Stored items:
● ● ●
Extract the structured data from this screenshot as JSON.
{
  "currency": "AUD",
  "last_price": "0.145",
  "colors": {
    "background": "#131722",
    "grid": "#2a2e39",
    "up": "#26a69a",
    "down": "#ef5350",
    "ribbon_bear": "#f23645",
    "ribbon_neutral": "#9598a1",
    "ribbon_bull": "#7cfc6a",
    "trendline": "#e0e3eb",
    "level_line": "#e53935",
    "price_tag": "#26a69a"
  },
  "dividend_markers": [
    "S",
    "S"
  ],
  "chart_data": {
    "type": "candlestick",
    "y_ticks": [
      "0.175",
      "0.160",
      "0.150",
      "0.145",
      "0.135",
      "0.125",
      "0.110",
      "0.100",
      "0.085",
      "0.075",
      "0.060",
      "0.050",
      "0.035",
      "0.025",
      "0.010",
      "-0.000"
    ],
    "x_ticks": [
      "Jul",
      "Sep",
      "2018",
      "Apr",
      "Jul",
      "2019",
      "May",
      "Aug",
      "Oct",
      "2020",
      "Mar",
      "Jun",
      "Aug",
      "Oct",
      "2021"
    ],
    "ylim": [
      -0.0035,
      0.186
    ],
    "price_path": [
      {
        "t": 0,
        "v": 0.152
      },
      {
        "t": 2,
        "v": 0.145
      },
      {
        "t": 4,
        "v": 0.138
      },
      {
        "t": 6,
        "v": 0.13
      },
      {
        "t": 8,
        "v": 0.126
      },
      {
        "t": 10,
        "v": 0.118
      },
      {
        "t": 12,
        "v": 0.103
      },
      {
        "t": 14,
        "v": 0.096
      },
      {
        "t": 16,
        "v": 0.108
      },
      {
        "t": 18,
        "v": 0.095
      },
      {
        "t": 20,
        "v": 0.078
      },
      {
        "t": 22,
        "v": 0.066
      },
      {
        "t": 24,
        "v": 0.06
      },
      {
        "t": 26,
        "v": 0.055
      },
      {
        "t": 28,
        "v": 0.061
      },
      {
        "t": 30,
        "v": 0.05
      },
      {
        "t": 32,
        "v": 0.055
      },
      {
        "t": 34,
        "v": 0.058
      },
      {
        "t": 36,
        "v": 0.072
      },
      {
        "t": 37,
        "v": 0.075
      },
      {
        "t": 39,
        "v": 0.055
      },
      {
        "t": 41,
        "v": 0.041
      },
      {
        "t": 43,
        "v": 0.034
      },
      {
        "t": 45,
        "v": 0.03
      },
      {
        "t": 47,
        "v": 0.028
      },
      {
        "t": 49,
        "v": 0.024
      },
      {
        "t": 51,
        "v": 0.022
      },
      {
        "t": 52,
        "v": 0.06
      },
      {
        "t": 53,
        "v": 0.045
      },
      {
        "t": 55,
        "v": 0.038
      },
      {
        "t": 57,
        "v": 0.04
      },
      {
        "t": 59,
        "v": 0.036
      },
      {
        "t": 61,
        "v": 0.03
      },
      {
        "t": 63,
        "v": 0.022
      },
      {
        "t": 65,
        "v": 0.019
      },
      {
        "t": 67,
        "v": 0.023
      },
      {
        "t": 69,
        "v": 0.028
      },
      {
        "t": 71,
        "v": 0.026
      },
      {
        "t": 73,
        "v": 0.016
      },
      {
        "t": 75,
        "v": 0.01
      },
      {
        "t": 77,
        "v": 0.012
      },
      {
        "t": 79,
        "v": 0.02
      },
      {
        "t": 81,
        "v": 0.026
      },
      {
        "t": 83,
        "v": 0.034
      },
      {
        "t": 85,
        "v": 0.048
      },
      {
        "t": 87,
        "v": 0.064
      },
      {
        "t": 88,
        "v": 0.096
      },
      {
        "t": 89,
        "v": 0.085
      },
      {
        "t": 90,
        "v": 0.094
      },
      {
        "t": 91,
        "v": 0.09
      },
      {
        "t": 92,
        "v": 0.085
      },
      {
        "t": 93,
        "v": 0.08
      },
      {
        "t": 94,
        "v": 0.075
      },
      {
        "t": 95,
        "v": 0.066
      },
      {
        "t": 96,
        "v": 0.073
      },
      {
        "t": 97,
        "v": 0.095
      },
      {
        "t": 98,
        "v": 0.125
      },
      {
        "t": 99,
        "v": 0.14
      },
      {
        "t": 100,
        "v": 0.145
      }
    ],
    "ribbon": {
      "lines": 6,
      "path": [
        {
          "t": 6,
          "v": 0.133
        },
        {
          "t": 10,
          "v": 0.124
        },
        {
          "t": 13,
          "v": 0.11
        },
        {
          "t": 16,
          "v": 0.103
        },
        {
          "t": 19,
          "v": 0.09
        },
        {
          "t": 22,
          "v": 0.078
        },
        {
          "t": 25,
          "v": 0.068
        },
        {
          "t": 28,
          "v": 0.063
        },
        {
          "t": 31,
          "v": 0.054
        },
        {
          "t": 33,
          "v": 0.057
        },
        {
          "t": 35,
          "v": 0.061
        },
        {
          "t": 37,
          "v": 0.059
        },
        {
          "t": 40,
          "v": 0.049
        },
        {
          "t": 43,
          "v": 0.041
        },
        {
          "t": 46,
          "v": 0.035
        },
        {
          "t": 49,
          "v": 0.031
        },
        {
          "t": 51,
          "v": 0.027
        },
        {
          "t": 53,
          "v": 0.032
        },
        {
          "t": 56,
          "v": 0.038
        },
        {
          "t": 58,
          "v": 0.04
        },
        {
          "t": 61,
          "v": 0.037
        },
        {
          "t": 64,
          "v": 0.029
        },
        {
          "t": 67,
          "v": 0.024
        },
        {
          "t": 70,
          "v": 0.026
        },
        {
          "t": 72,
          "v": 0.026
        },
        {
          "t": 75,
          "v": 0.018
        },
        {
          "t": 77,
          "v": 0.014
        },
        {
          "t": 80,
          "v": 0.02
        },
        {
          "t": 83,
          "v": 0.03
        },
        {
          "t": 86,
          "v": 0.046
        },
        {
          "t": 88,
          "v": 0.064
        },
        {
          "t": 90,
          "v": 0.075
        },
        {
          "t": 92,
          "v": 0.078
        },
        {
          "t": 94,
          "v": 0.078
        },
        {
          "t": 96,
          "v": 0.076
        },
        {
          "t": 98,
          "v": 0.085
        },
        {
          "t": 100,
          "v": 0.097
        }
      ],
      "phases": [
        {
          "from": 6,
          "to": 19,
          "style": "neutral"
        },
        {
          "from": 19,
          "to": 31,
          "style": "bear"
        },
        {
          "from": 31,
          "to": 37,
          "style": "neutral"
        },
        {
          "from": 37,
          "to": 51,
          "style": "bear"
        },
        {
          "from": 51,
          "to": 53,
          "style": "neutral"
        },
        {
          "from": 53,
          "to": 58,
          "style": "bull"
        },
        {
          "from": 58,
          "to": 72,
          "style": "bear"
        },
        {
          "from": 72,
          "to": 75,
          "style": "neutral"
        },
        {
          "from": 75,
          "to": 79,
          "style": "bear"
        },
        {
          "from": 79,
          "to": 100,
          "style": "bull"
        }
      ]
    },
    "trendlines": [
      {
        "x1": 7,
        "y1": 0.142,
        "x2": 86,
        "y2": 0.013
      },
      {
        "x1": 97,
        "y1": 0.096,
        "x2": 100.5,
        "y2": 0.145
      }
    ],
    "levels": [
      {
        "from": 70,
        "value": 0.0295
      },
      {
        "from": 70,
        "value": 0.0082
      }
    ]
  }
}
● ● ●
# WHAT YOU ARE ASKED TO DO
Your task is to output all of the data above word for word.

# RESPONSE TO THIS EXERCISE
Extract the structured data from this screenshot as JSON.
{
  "currency": "AUD",
  "last_price": "0.145",
  "colors": {
    "background": "#131722",
    "grid": "#2a2e39",
    "up": "#26a69a",
    "down": "#ef5350",
    "ribbon_bear": "#f23645",
    "ribbon_neutral": "#9598a1",
    "ribbon_bull": "#7cfc6a",
    "trendline": "#e0e3eb",
    "level_line": "#e53935",
    "price_tag": "#26a69a"
  },
  "dividend_markers": [
    "S",
    "S"
  ],
  "chart_data": {
    "type": "candlestick",
    "y_ticks": [
      "0.175",
      "0.160",
      "0.150",
      "0.145",
      "0.135",
      "0.125",
      "0.110",
      "0.100",
      "0.085",
      "0.075",
      "0.060",
      "0.050",
      "0.035",
      "0.025",
      "0.010",
      "-0.000"
    ],
    "x_ticks": [
      "Jul",
      "Sep",
      "2018",
      "Apr",
      "Jul",
      "2019",
      "May",
      "Aug",
      "Oct",
      "2020",
      "Mar",
      "Jun",
      "Aug",
      "Oct",
      "2021"
    ],
    "ylim": [
      -0.0035,
      0.186
    ],
    "price_path": [
      {
        "t": 0,
        "v": 0.152
      },
      {
        "t": 2,
        "v": 0.145
      },
      {
        "t": 4,
        "v": 0.138
      },
      {
        "t": 6,
        "v": 0.13
      },
      {
        "t": 8,
        "v": 0.126
      },
      {
        "t": 10,
        "v": 0.118
      },
      {
        "t": 12,
        "v": 0.103
      },
      {
        "t": 14,
        "v": 0.096
      },
      {
        "t": 16,
        "v": 0.108
      },
      {
        "t": 18,
        "v": 0.095
      },
      {
        "t": 20,
        "v": 0.078
      },
      {
        "t": 22,
        "v": 0.066
      },
      {
        "t": 24,
        "v": 0.06
      },
      {
        "t": 26,
        "v": 0.055
      },
      {
        "t": 28,
        "v": 0.061
      },
      {
        "t": 30,
        "v": 0.05
      },
      {
        "t": 32,
        "v": 0.055
      },
      {
        "t": 34,
        "v": 0.058
      },
      {
        "t": 36,
        "v": 0.072
      },
      {
        "t": 37,
        "v": 0.075
      },
      {
        "t": 39,
        "v": 0.055
      },
      {
        "t": 41,
        "v": 0.041
      },
      {
        "t": 43,
        "v": 0.034
      },
      {
        "t": 45,
        "v": 0.03
      },
      {
        "t": 47,
        "v": 0.028
      },
      {
        "t": 49,
        "v": 0.024
      },
      {
        "t": 51,
        "v": 0.022
      },
      {
        "t": 52,
        "v": 0.06
      },
      {
        "t": 53,
        "v": 0.045
      },
      {
        "t": 55,
        "v": 0.038
      },
      {
        "t": 57,
        "v": 0.04
      },
      {
        "t": 59,
        "v": 0.036
      },
      {
        "t": 61,
        "v": 0.03
      },
      {
        "t": 63,
        "v": 0.022
      },
      {
        "t": 65,
        "v": 0.019
      },
      {
        "t": 67,
        "v": 0.023
      },
      {
        "t": 69,
        "v": 0.028
      },
      {
        "t": 71,
        "v": 0.026
      },
      {
        "t": 73,
        "v": 0.016
      },
      {
        "t": 75,
        "v": 0.01
      },
      {
        "t": 77,
        "v": 0.012
      },
      {
        "t": 79,
        "v": 0.02
      },
      {
        "t": 81,
        "v": 0.026
      },
      {
        "t": 83,
        "v": 0.034
      },
      {
        "t": 85,
        "v": 0.048
      },
      {
        "t": 87,
        "v": 0.064
      },
      {
        "t": 88,
        "v": 0.096
      },
      {
        "t": 89,
        "v": 0.085
      },
      {
        "t": 90,
        "v": 0.094
      },
      {
        "t": 91,
        "v": 0.09
      },
      {
        "t": 92,
        "v": 0.085
      },
      {
        "t": 93,
        "v": 0.08
      },
      {
        "t": 94,
        "v": 0.075
      },
      {
        "t": 95,
        "v": 0.066
      },
      {
        "t": 96,
        "v": 0.073
      },
      {
        "t": 97,
        "v": 0.095
      },
      {
        "t": 98,
        "v": 0.125
      },
      {
        "t": 99,
        "v": 0.14
      },
      {
        "t": 100,
        "v": 0.145
      }
    ],
    "ribbon": {
      "lines": 6,
      "path": [
        {
          "t": 6,
          "v": 0.133
        },
        {
          "t": 10,
          "v": 0.124
        },
        {
          "t": 13,
          "v": 0.11
        },
        {
          "t": 16,
          "v": 0.103
        },
        {
          "t": 19,
          "v": 0.09
        },
        {
          "t": 22,
          "v": 0.078
        },
        {
          "t": 25,
          "v": 0.068
        },
        {
          "t": 28,
          "v": 0.063
        },
        {
          "t": 31,
          "v": 0.054
        },
        {
          "t": 33,
          "v": 0.057
        },
        {
          "t": 35,
          "v": 0.061
        },
        {
          "t": 37,
          "v": 0.059
        },
        {
          "t": 40,
          "v": 0.049
        },
        {
          "t": 43,
          "v": 0.041
        },
        {
          "t": 46,
          "v": 0.035
        },
        {
          "t": 49,
          "v": 0.031
        },
        {
          "t": 51,
          "v": 0.027
        },
        {
          "t": 53,
          "v": 0.032
        },
        {
          "t": 56,
          "v": 0.038
        },
        {
          "t": 58,
          "v": 0.04
        },
        {
          "t": 61,
          "v": 0.037
        },
        {
          "t": 64,
          "v": 0.029
        },
        {
          "t": 67,
          "v": 0.024
        },
        {
          "t": 70,
          "v": 0.026
        },
        {
          "t": 72,
          "v": 0.026
        },
        {
          "t": 75,
          "v": 0.018
        },
        {
          "t": 77,
          "v": 0.014
        },
        {
          "t": 80,
          "v": 0.02
        },
        {
          "t": 83,
          "v": 0.03
        },
        {
          "t": 86,
          "v": 0.046
        },
        {
          "t": 88,
          "v": 0.064
        },
        {
          "t": 90,
          "v": 0.075
        },
        {
          "t": 92,
          "v": 0.078
        },
        {
          "t": 94,
          "v": 0.078
        },
        {
          "t": 96,
          "v": 0.076
        },
        {
          "t": 98,
          "v": 0.085
        },
        {
          "t": 100,
          "v": 0.097
        }
      ],
      "phases": [
        {
          "from": 6,
          "to": 19,
          "style": "neutral"
        },
        {
          "from": 19,
          "to": 31,
          "style": "bear"
        },
        {
          "from": 31,
          "to": 37,
          "style": "neutral"
        },
        {
          "from": 37,
          "to": 51,
          "style": "bear"
        },
        {
          "from": 51,
          "to": 53,
          "style": "neutral"
        },
        {
          "from": 53,
          "to": 58,
          "style": "bull"
        },
        {
          "from": 58,
          "to": 72,
          "style": "bear"
        },
        {
          "from": 72,
          "to": 75,
          "style": "neutral"
        },
        {
          "from": 75,
          "to": 79,
          "style": "bear"
        },
        {
          "from": 79,
          "to": 100,
          "style": "bull"
        }
      ]
    },
    "trendlines": [
      {
        "x1": 7,
        "y1": 0.142,
        "x2": 86,
        "y2": 0.013
      },
      {
        "x1": 97,
        "y1": 0.096,
        "x2": 100.5,
        "y2": 0.145
      }
    ],
    "levels": [
      {
        "from": 70,
        "value": 0.0295
      },
      {
        "from": 70,
        "value": 0.0082
      }
    ]
  }
}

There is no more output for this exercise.